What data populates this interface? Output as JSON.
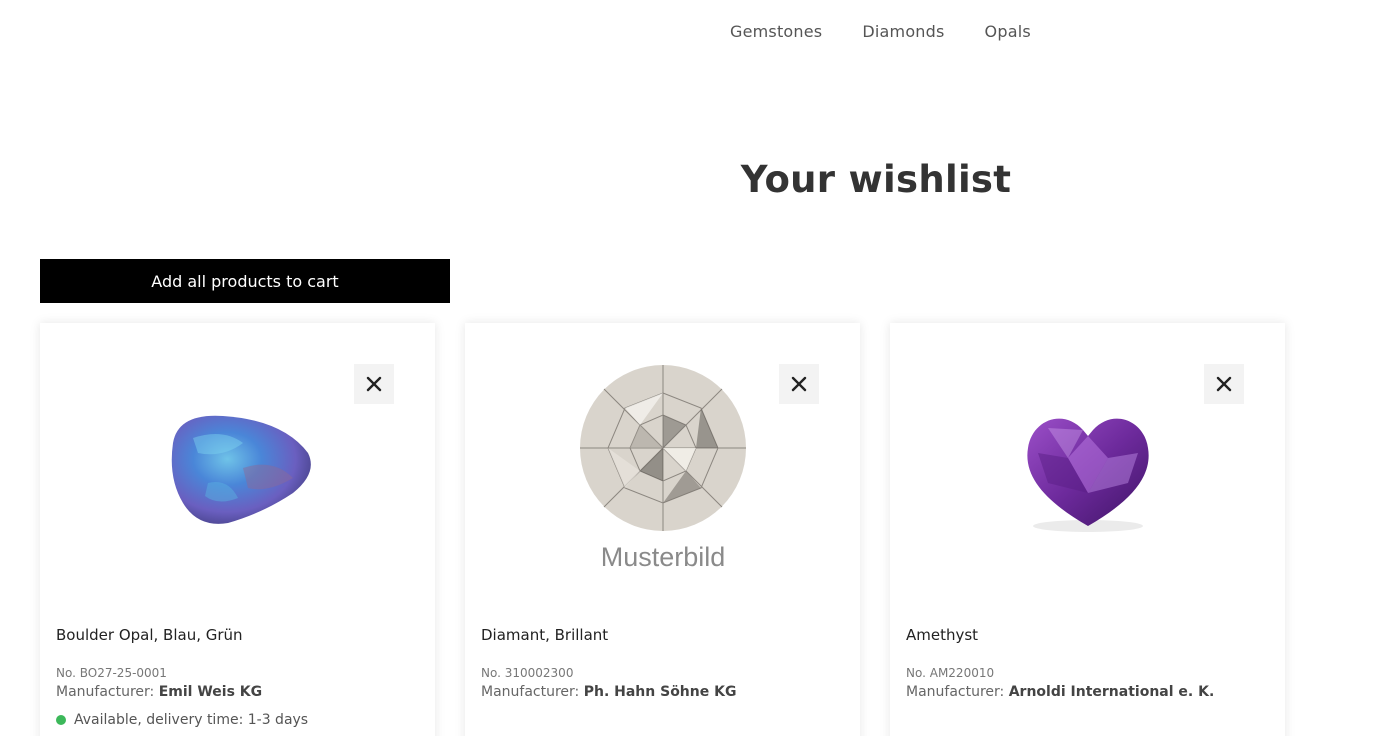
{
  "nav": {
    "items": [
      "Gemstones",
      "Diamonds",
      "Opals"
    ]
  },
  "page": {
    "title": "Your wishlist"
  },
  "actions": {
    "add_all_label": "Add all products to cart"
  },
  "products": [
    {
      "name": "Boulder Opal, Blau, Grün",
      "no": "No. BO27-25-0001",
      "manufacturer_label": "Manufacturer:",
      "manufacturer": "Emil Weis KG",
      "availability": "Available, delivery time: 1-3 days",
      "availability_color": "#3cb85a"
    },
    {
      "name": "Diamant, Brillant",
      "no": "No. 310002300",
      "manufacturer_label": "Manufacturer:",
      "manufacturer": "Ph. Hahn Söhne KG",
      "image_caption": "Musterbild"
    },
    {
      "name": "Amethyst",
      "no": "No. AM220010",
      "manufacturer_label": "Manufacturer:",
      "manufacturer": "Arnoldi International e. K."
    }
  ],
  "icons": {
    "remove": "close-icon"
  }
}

● GOAL
Retype every entry verbatim and exclude the pictures from the copy.

● TASK OUTPUT
What data populates this interface? Output as JSON.
{
  "nav": {
    "items": [
      "Gemstones",
      "Diamonds",
      "Opals"
    ]
  },
  "page": {
    "title": "Your wishlist"
  },
  "actions": {
    "add_all_label": "Add all products to cart"
  },
  "products": [
    {
      "name": "Boulder Opal, Blau, Grün",
      "no": "No. BO27-25-0001",
      "manufacturer_label": "Manufacturer:",
      "manufacturer": "Emil Weis KG",
      "availability": "Available, delivery time: 1-3 days",
      "availability_color": "#3cb85a"
    },
    {
      "name": "Diamant, Brillant",
      "no": "No. 310002300",
      "manufacturer_label": "Manufacturer:",
      "manufacturer": "Ph. Hahn Söhne KG",
      "image_caption": "Musterbild"
    },
    {
      "name": "Amethyst",
      "no": "No. AM220010",
      "manufacturer_label": "Manufacturer:",
      "manufacturer": "Arnoldi International e. K."
    }
  ],
  "icons": {
    "remove": "close-icon"
  }
}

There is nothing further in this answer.